* Task to complete:
Translate this sentence from the microscopy talk abstract into German: "This coupling between an excited emitter and a metal film is strongly dependent on the emitter’s distance from the metal."

Classical fluorescence microscopy is limited in resolution by the wavelength of light (diffraction limit) restricting lateral resolution to ca. 200 nm, and axial resolution to ca. 500 nm (at typical excitation and emission wavelengths around 500 nm). However, recent years have seen a tremendous development in high- and super-resolution techniques of fluorescence microscopy, pushing spatial resolution to its diffraction-dictated limits and much beyond. One of these techniques is Image Scanning Microscopy (ISM), which will be the focus of my talk. In contrast to other super-resolution techniques (e.g., Structured Illumination Microscopy), ISM is conceptually and technically much simpler, is robust to sample imperfections like refractive index variations, and can easily be implemented into any existing laser-scanning confocal microscope. I will also present recent results of combining ISM with two-photon excitation, which is important for deep-tissue imaging of e.g. neuronal tissue, and for performing non-linear coherent microscopy such as second-harmonic generation.
A second method which I will present is concerned with achieving nanometer resolution along the optical axis. It is called Metal Induced Energy Transfer or MIET and is based on the fact that, when placing a fluorescent molecule close to a metal, its fluorescence properties change dramatically. In particular, one observes a strongly modified lifetime of its excited state (Purcell effect). This coupling between an excited emitter and a metal film is strongly dependent on the emitter’s distance from the metal. We have used this effect for mapping the basal membrane of live cells with an axial accuracy of ~3 nm. The method is easy to implement and does not require any change to a conventional fluorescence lifetime microscope; it can be applied to any biological system of interest, and is compatible with most other super-resolution microscopy techniques which enhance the lateral resolution of imaging.
About the speaker
Prof. Dr. Jörg Enderlein is Professor of Physics and Director of the Third Institute of Physics (Biophysics) of the Georg August University in Göttingen, Germany. Since April 1st, 2019, Prof. Enderlein serves as the Dean of the Faculty of Physics and is one of the founding speakers of the GGNB doctoral program on the Physics of Biological and Complex Systems, in collaboration with the International Max Planck Research School. His research is focused on Single Molecule Spectroscopy and Super Resolution Microscopy, from fundamentals to applications in soft matter and biological systems.

* Document understanding data:
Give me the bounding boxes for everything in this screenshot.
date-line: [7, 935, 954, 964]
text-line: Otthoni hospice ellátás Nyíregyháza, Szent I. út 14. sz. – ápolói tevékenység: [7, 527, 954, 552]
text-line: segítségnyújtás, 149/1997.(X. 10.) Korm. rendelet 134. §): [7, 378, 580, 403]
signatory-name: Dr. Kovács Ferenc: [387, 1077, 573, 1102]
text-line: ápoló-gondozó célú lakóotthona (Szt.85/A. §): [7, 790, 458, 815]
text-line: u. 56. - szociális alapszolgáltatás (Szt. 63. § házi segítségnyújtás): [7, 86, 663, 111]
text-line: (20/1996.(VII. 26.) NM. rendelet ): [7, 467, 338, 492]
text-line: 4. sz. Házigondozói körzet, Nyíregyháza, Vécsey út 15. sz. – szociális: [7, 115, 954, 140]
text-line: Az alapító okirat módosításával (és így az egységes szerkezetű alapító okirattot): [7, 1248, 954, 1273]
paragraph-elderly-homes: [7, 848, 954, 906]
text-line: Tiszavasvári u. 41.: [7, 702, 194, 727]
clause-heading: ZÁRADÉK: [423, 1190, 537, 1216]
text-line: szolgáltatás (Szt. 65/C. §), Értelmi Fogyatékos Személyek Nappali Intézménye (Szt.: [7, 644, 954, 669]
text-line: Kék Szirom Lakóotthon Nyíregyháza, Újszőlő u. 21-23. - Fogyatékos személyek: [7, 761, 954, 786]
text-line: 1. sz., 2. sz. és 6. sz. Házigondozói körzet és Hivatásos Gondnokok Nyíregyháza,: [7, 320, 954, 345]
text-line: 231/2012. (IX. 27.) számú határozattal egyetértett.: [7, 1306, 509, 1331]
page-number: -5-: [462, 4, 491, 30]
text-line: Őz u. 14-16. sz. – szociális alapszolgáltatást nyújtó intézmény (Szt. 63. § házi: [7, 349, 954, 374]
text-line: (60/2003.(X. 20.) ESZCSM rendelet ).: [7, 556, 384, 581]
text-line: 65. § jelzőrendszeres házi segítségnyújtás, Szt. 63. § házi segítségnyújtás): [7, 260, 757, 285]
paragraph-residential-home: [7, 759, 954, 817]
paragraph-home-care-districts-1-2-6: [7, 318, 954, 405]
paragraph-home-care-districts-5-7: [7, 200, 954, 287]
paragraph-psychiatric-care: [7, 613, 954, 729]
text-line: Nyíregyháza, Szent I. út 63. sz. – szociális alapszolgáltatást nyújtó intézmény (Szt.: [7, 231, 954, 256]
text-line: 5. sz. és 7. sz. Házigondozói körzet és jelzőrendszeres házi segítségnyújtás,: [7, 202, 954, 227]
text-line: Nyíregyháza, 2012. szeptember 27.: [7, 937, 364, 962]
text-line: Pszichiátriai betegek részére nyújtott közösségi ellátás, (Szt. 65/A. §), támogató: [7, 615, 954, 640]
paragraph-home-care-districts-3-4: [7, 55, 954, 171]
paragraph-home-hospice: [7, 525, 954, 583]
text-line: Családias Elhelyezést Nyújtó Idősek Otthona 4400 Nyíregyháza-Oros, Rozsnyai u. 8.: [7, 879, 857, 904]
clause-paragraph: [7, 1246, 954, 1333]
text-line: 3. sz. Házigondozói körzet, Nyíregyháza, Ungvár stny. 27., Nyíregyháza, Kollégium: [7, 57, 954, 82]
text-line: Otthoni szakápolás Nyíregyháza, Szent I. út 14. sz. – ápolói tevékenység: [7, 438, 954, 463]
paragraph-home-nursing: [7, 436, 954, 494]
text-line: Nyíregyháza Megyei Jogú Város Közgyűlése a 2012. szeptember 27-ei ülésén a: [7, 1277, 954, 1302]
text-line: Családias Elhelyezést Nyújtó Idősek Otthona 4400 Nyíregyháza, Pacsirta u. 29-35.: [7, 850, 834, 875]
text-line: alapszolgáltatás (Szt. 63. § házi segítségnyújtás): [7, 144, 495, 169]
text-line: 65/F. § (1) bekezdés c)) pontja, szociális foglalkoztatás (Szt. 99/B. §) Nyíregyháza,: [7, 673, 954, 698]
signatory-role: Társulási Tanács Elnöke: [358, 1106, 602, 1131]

* Output for this task:
Diese Kopplung zwischen einem angeregten Emitter und einem Metallfilm hängt stark vom Abstand des Emitters zum Metall ab.